EXERCISE.
Only the pictures are left out: repeat the rest of the entries exactly.
** Start of SUPPLIED MATERIAL **
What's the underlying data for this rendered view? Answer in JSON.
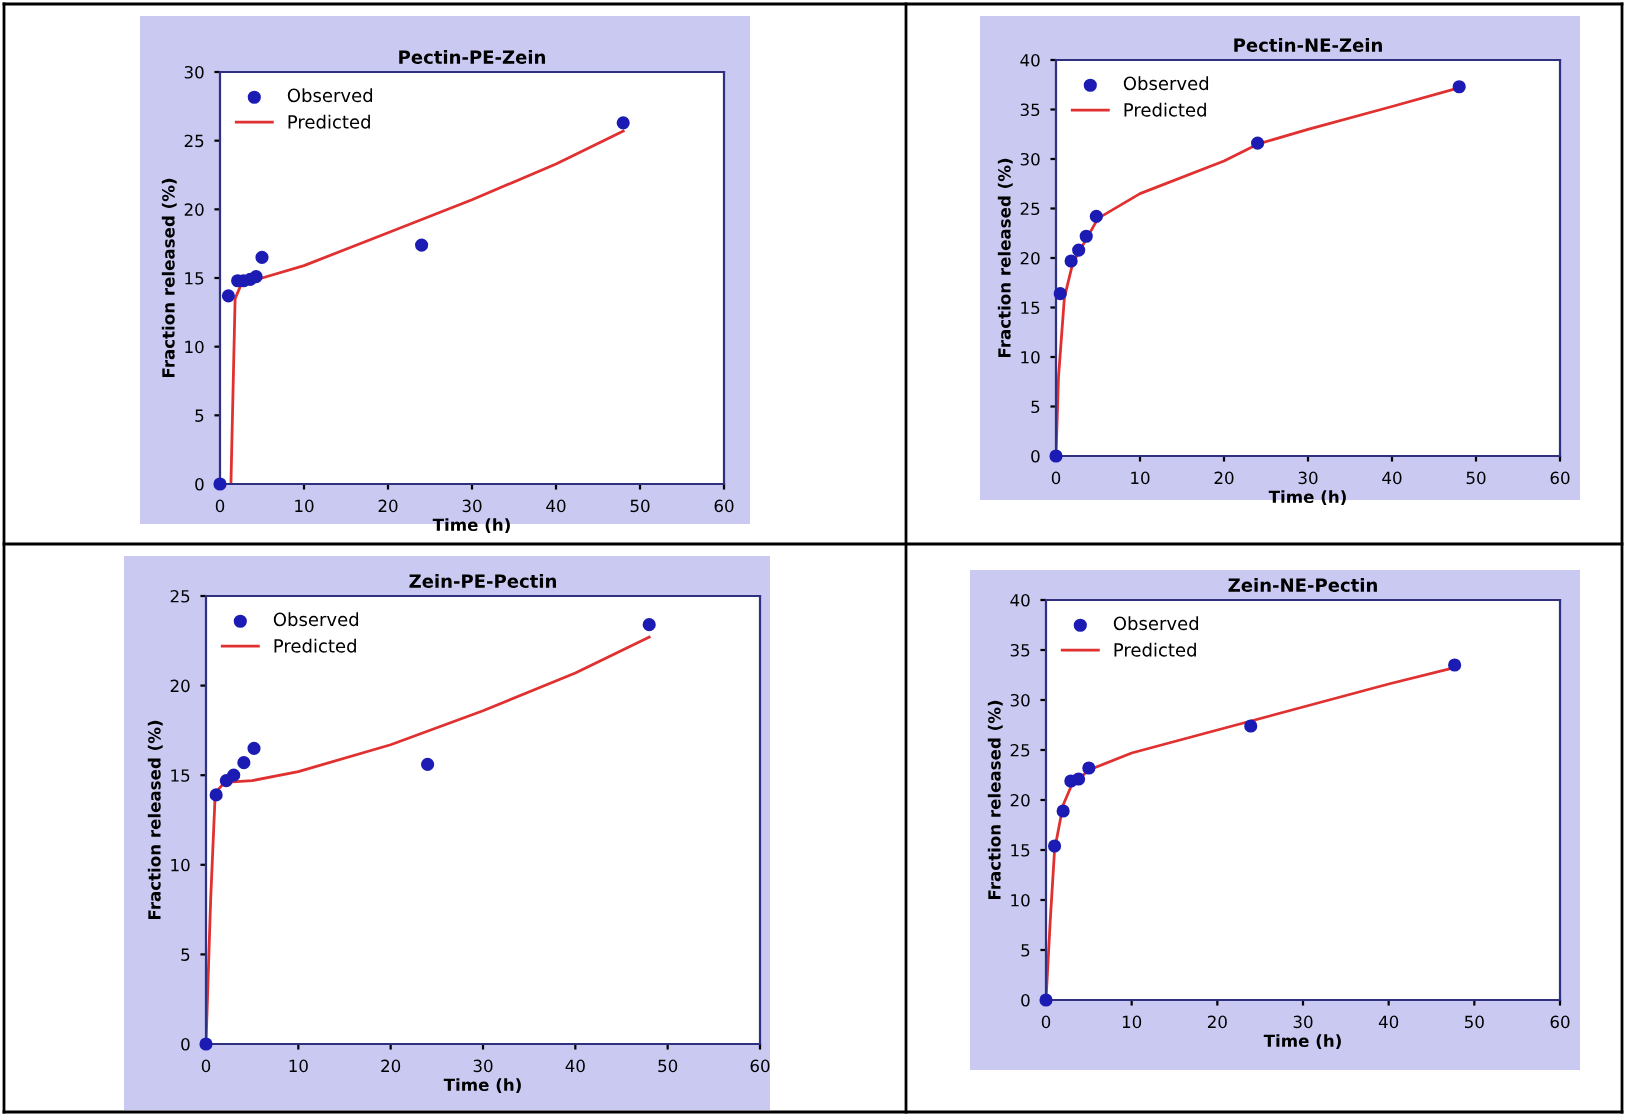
{
  "chart_data": [
    {
      "type": "scatter",
      "title": "Pectin-PE-Zein",
      "xlabel": "Time (h)",
      "ylabel": "Fraction released (%)",
      "xlim": [
        0,
        60
      ],
      "xticks": [
        0,
        10,
        20,
        30,
        40,
        50,
        60
      ],
      "ylim": [
        0,
        30
      ],
      "yticks": [
        0,
        5,
        10,
        15,
        20,
        25,
        30
      ],
      "legend": "top left",
      "grid": false,
      "series": [
        {
          "name": "Observed",
          "marker": "circle",
          "color": "#1c1cb4",
          "x": [
            0,
            1,
            2.1,
            2.8,
            3.6,
            4.3,
            5,
            24,
            48
          ],
          "values": [
            0,
            13.7,
            14.8,
            14.8,
            14.9,
            15.1,
            16.5,
            17.4,
            26.3
          ]
        },
        {
          "name": "Predicted",
          "type": "line",
          "line_style": "solid",
          "color": "#e03030",
          "x": [
            1.3,
            1.8,
            2.5,
            5,
            10,
            20,
            30,
            40,
            48
          ],
          "values": [
            0,
            13.5,
            14.5,
            15,
            15.9,
            18.3,
            20.7,
            23.3,
            25.7
          ]
        }
      ]
    },
    {
      "type": "scatter",
      "title": "Pectin-NE-Zein",
      "xlabel": "Time (h)",
      "ylabel": "Fraction released (%)",
      "xlim": [
        0,
        60
      ],
      "xticks": [
        0,
        10,
        20,
        30,
        40,
        50,
        60
      ],
      "ylim": [
        0,
        40
      ],
      "yticks": [
        0,
        5,
        10,
        15,
        20,
        25,
        30,
        35,
        40
      ],
      "legend": "top left",
      "grid": false,
      "series": [
        {
          "name": "Observed",
          "marker": "circle",
          "color": "#1c1cb4",
          "x": [
            0,
            0.5,
            1.8,
            2.7,
            3.6,
            4.8,
            24,
            48
          ],
          "values": [
            0,
            16.4,
            19.7,
            20.8,
            22.2,
            24.2,
            31.6,
            37.3
          ]
        },
        {
          "name": "Predicted",
          "type": "line",
          "line_style": "solid",
          "color": "#e03030",
          "x": [
            0,
            0.3,
            1,
            2,
            5,
            10,
            20,
            24,
            30,
            40,
            48
          ],
          "values": [
            0,
            8,
            16,
            19.5,
            24,
            26.5,
            29.8,
            31.5,
            33,
            35.3,
            37.2
          ]
        }
      ]
    },
    {
      "type": "scatter",
      "title": "Zein-PE-Pectin",
      "xlabel": "Time (h)",
      "ylabel": "Fraction released (%)",
      "xlim": [
        0,
        60
      ],
      "xticks": [
        0,
        10,
        20,
        30,
        40,
        50,
        60
      ],
      "ylim": [
        0,
        25
      ],
      "yticks": [
        0,
        5,
        10,
        15,
        20,
        25
      ],
      "legend": "top left",
      "grid": false,
      "series": [
        {
          "name": "Observed",
          "marker": "circle",
          "color": "#1c1cb4",
          "x": [
            0,
            1.1,
            2.2,
            3,
            4.1,
            5.2,
            24,
            48
          ],
          "values": [
            0,
            13.9,
            14.7,
            15,
            15.7,
            16.5,
            15.6,
            23.4
          ]
        },
        {
          "name": "Predicted",
          "type": "line",
          "line_style": "solid",
          "color": "#e03030",
          "x": [
            0,
            0.5,
            1,
            2,
            5,
            10,
            20,
            30,
            40,
            48
          ],
          "values": [
            0,
            8,
            14,
            14.6,
            14.7,
            15.2,
            16.7,
            18.6,
            20.7,
            22.7
          ]
        }
      ]
    },
    {
      "type": "scatter",
      "title": "Zein-NE-Pectin",
      "xlabel": "Time (h)",
      "ylabel": "Fraction released (%)",
      "xlim": [
        0,
        60
      ],
      "xticks": [
        0,
        10,
        20,
        30,
        40,
        50,
        60
      ],
      "ylim": [
        0,
        40
      ],
      "yticks": [
        0,
        5,
        10,
        15,
        20,
        25,
        30,
        35,
        40
      ],
      "legend": "top left",
      "grid": false,
      "series": [
        {
          "name": "Observed",
          "marker": "circle",
          "color": "#1c1cb4",
          "x": [
            0,
            1,
            2,
            2.9,
            3.8,
            5,
            23.9,
            47.7
          ],
          "values": [
            0,
            15.4,
            18.9,
            21.9,
            22.1,
            23.2,
            27.4,
            33.5
          ]
        },
        {
          "name": "Predicted",
          "type": "line",
          "line_style": "solid",
          "color": "#e03030",
          "x": [
            0,
            0.5,
            1,
            2,
            3,
            5,
            10,
            20,
            30,
            40,
            48
          ],
          "values": [
            0,
            8,
            15,
            19.5,
            21.5,
            23,
            24.7,
            27,
            29.3,
            31.6,
            33.3
          ]
        }
      ]
    }
  ]
}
** End of SUPPLIED MATERIAL **
THE REPLY.
What's the underlying data for this rendered view? Answer in JSON.
{
  "chart_data": [
    {
      "type": "scatter",
      "title": "Pectin-PE-Zein",
      "xlabel": "Time (h)",
      "ylabel": "Fraction released (%)",
      "xlim": [
        0,
        60
      ],
      "xticks": [
        0,
        10,
        20,
        30,
        40,
        50,
        60
      ],
      "ylim": [
        0,
        30
      ],
      "yticks": [
        0,
        5,
        10,
        15,
        20,
        25,
        30
      ],
      "legend": "top left",
      "grid": false,
      "series": [
        {
          "name": "Observed",
          "marker": "circle",
          "color": "#1c1cb4",
          "x": [
            0,
            1,
            2.1,
            2.8,
            3.6,
            4.3,
            5,
            24,
            48
          ],
          "values": [
            0,
            13.7,
            14.8,
            14.8,
            14.9,
            15.1,
            16.5,
            17.4,
            26.3
          ]
        },
        {
          "name": "Predicted",
          "type": "line",
          "line_style": "solid",
          "color": "#e03030",
          "x": [
            1.3,
            1.8,
            2.5,
            5,
            10,
            20,
            30,
            40,
            48
          ],
          "values": [
            0,
            13.5,
            14.5,
            15,
            15.9,
            18.3,
            20.7,
            23.3,
            25.7
          ]
        }
      ]
    },
    {
      "type": "scatter",
      "title": "Pectin-NE-Zein",
      "xlabel": "Time (h)",
      "ylabel": "Fraction released (%)",
      "xlim": [
        0,
        60
      ],
      "xticks": [
        0,
        10,
        20,
        30,
        40,
        50,
        60
      ],
      "ylim": [
        0,
        40
      ],
      "yticks": [
        0,
        5,
        10,
        15,
        20,
        25,
        30,
        35,
        40
      ],
      "legend": "top left",
      "grid": false,
      "series": [
        {
          "name": "Observed",
          "marker": "circle",
          "color": "#1c1cb4",
          "x": [
            0,
            0.5,
            1.8,
            2.7,
            3.6,
            4.8,
            24,
            48
          ],
          "values": [
            0,
            16.4,
            19.7,
            20.8,
            22.2,
            24.2,
            31.6,
            37.3
          ]
        },
        {
          "name": "Predicted",
          "type": "line",
          "line_style": "solid",
          "color": "#e03030",
          "x": [
            0,
            0.3,
            1,
            2,
            5,
            10,
            20,
            24,
            30,
            40,
            48
          ],
          "values": [
            0,
            8,
            16,
            19.5,
            24,
            26.5,
            29.8,
            31.5,
            33,
            35.3,
            37.2
          ]
        }
      ]
    },
    {
      "type": "scatter",
      "title": "Zein-PE-Pectin",
      "xlabel": "Time (h)",
      "ylabel": "Fraction released (%)",
      "xlim": [
        0,
        60
      ],
      "xticks": [
        0,
        10,
        20,
        30,
        40,
        50,
        60
      ],
      "ylim": [
        0,
        25
      ],
      "yticks": [
        0,
        5,
        10,
        15,
        20,
        25
      ],
      "legend": "top left",
      "grid": false,
      "series": [
        {
          "name": "Observed",
          "marker": "circle",
          "color": "#1c1cb4",
          "x": [
            0,
            1.1,
            2.2,
            3,
            4.1,
            5.2,
            24,
            48
          ],
          "values": [
            0,
            13.9,
            14.7,
            15,
            15.7,
            16.5,
            15.6,
            23.4
          ]
        },
        {
          "name": "Predicted",
          "type": "line",
          "line_style": "solid",
          "color": "#e03030",
          "x": [
            0,
            0.5,
            1,
            2,
            5,
            10,
            20,
            30,
            40,
            48
          ],
          "values": [
            0,
            8,
            14,
            14.6,
            14.7,
            15.2,
            16.7,
            18.6,
            20.7,
            22.7
          ]
        }
      ]
    },
    {
      "type": "scatter",
      "title": "Zein-NE-Pectin",
      "xlabel": "Time (h)",
      "ylabel": "Fraction released (%)",
      "xlim": [
        0,
        60
      ],
      "xticks": [
        0,
        10,
        20,
        30,
        40,
        50,
        60
      ],
      "ylim": [
        0,
        40
      ],
      "yticks": [
        0,
        5,
        10,
        15,
        20,
        25,
        30,
        35,
        40
      ],
      "legend": "top left",
      "grid": false,
      "series": [
        {
          "name": "Observed",
          "marker": "circle",
          "color": "#1c1cb4",
          "x": [
            0,
            1,
            2,
            2.9,
            3.8,
            5,
            23.9,
            47.7
          ],
          "values": [
            0,
            15.4,
            18.9,
            21.9,
            22.1,
            23.2,
            27.4,
            33.5
          ]
        },
        {
          "name": "Predicted",
          "type": "line",
          "line_style": "solid",
          "color": "#e03030",
          "x": [
            0,
            0.5,
            1,
            2,
            3,
            5,
            10,
            20,
            30,
            40,
            48
          ],
          "values": [
            0,
            8,
            15,
            19.5,
            21.5,
            23,
            24.7,
            27,
            29.3,
            31.6,
            33.3
          ]
        }
      ]
    }
  ]
}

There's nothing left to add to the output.